- Instructions for the task
What follows is a set of entries. Give them again exactly, without the pictures.

- Material provided
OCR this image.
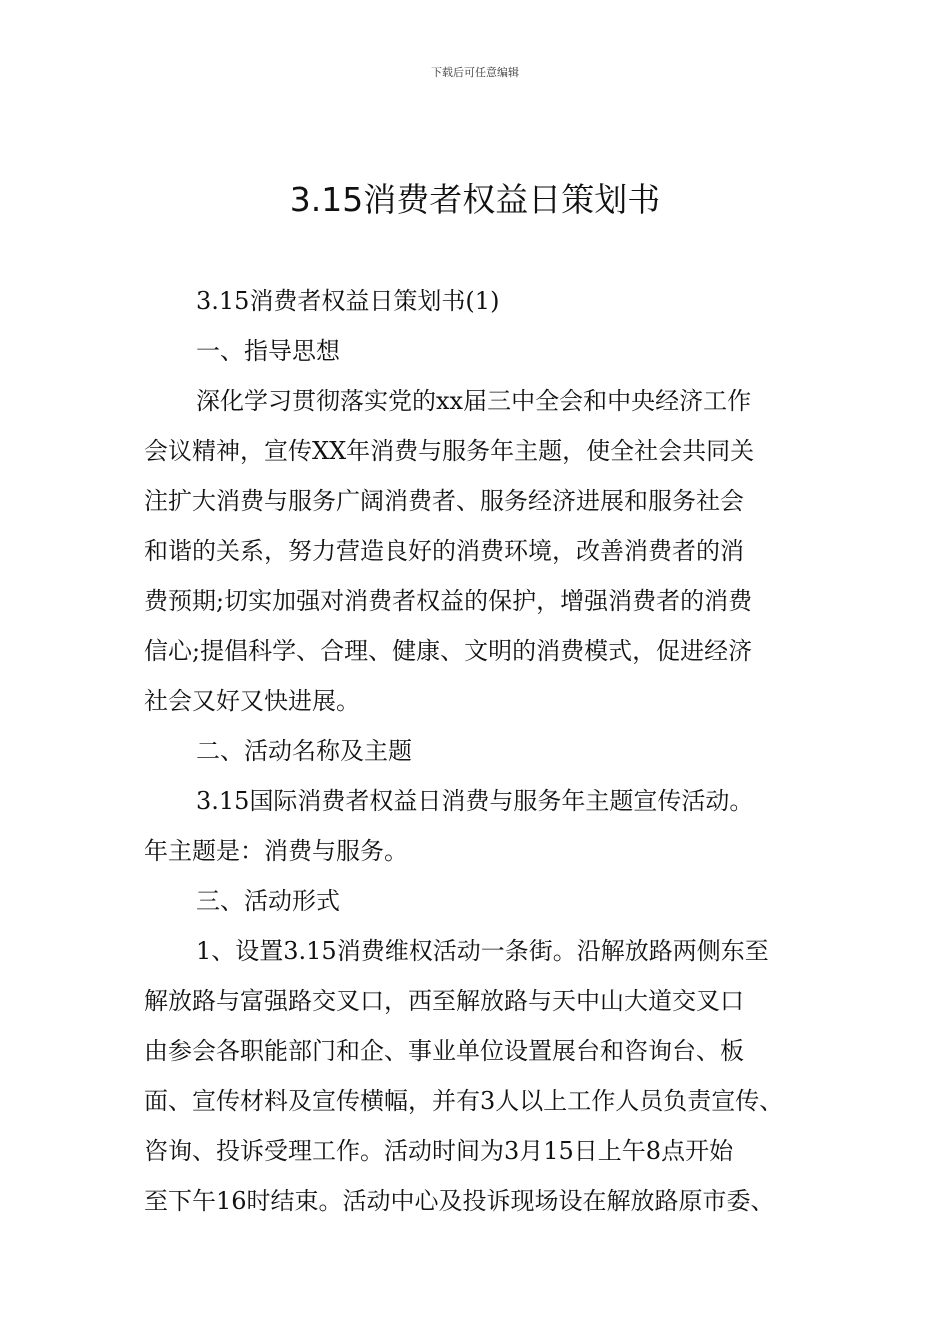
下载后可任意编辑
3.15消费者权益日策划书

3.15消费者权益日策划书(1)

一、指导思想

深化学习贯彻落实党的xx届三中全会和中央经济工作

会议精神，宣传XX年消费与服务年主题，使全社会共同关

注扩大消费与服务广阔消费者、服务经济进展和服务社会

和谐的关系，努力营造良好的消费环境，改善消费者的消

费预期;切实加强对消费者权益的保护，增强消费者的消费

信心;提倡科学、合理、健康、文明的消费模式，促进经济

社会又好又快进展。

二、活动名称及主题

3.15国际消费者权益日消费与服务年主题宣传活动。

年主题是：消费与服务。

三、活动形式

1、设置3.15消费维权活动一条街。沿解放路两侧东至

解放路与富强路交叉口，西至解放路与天中山大道交叉口

由参会各职能部门和企、事业单位设置展台和咨询台、板

面、宣传材料及宣传横幅，并有3人以上工作人员负责宣传、

咨询、投诉受理工作。活动时间为3月15日上午8点开始

至下午16时结束。活动中心及投诉现场设在解放路原市委、
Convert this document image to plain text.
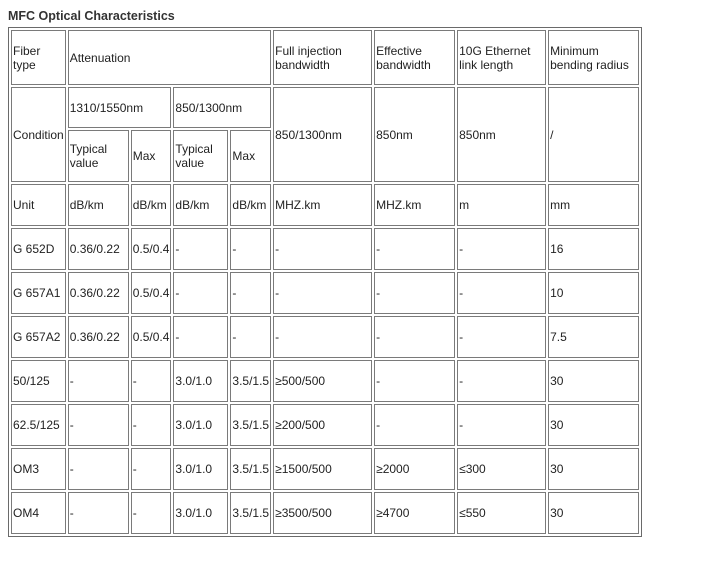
MFC Optical Characteristics
Fiber type	Attenuation				Full injection bandwidth	Effective bandwidth	10G Ethernet link length	Minimum bending radius
Condition	1310/1550nm		850/1300nm		850/1300nm	850nm	850nm	/
	Typical value	Max	Typical value	Max				
Unit	dB/km	dB/km	dB/km	dB/km	MHZ.km	MHZ.km	m	mm
G 652D	0.36/0.22	0.5/0.4	-	-	-	-	-	16
G 657A1	0.36/0.22	0.5/0.4	-	-	-	-	-	10
G 657A2	0.36/0.22	0.5/0.4	-	-	-	-	-	7.5
50/125	-	-	3.0/1.0	3.5/1.5	≥500/500	-	-	30
62.5/125	-	-	3.0/1.0	3.5/1.5	≥200/500	-	-	30
OM3	-	-	3.0/1.0	3.5/1.5	≥1500/500	≥2000	≤300	30
OM4	-	-	3.0/1.0	3.5/1.5	≥3500/500	≥4700	≤550	30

- Task solution
OCR this image.
下载后可任意编辑
3.15消费者权益日策划书

3.15消费者权益日策划书(1)

一、指导思想

深化学习贯彻落实党的xx届三中全会和中央经济工作

会议精神，宣传XX年消费与服务年主题，使全社会共同关

注扩大消费与服务广阔消费者、服务经济进展和服务社会

和谐的关系，努力营造良好的消费环境，改善消费者的消

费预期;切实加强对消费者权益的保护，增强消费者的消费

信心;提倡科学、合理、健康、文明的消费模式，促进经济

社会又好又快进展。

二、活动名称及主题

3.15国际消费者权益日消费与服务年主题宣传活动。

年主题是：消费与服务。

三、活动形式

1、设置3.15消费维权活动一条街。沿解放路两侧东至

解放路与富强路交叉口，西至解放路与天中山大道交叉口

由参会各职能部门和企、事业单位设置展台和咨询台、板

面、宣传材料及宣传横幅，并有3人以上工作人员负责宣传、

咨询、投诉受理工作。活动时间为3月15日上午8点开始

至下午16时结束。活动中心及投诉现场设在解放路原市委、
Convert this document image to plain text.
MFC Optical Characteristics
Fiber type	Attenuation				Full injection bandwidth	Effective bandwidth	10G Ethernet link length	Minimum bending radius
Condition	1310/1550nm		850/1300nm		850/1300nm	850nm	850nm	/
	Typical value	Max	Typical value	Max				
Unit	dB/km	dB/km	dB/km	dB/km	MHZ.km	MHZ.km	m	mm
G 652D	0.36/0.22	0.5/0.4	-	-	-	-	-	16
G 657A1	0.36/0.22	0.5/0.4	-	-	-	-	-	10
G 657A2	0.36/0.22	0.5/0.4	-	-	-	-	-	7.5
50/125	-	-	3.0/1.0	3.5/1.5	≥500/500	-	-	30
62.5/125	-	-	3.0/1.0	3.5/1.5	≥200/500	-	-	30
OM3	-	-	3.0/1.0	3.5/1.5	≥1500/500	≥2000	≤300	30
OM4	-	-	3.0/1.0	3.5/1.5	≥3500/500	≥4700	≤550	30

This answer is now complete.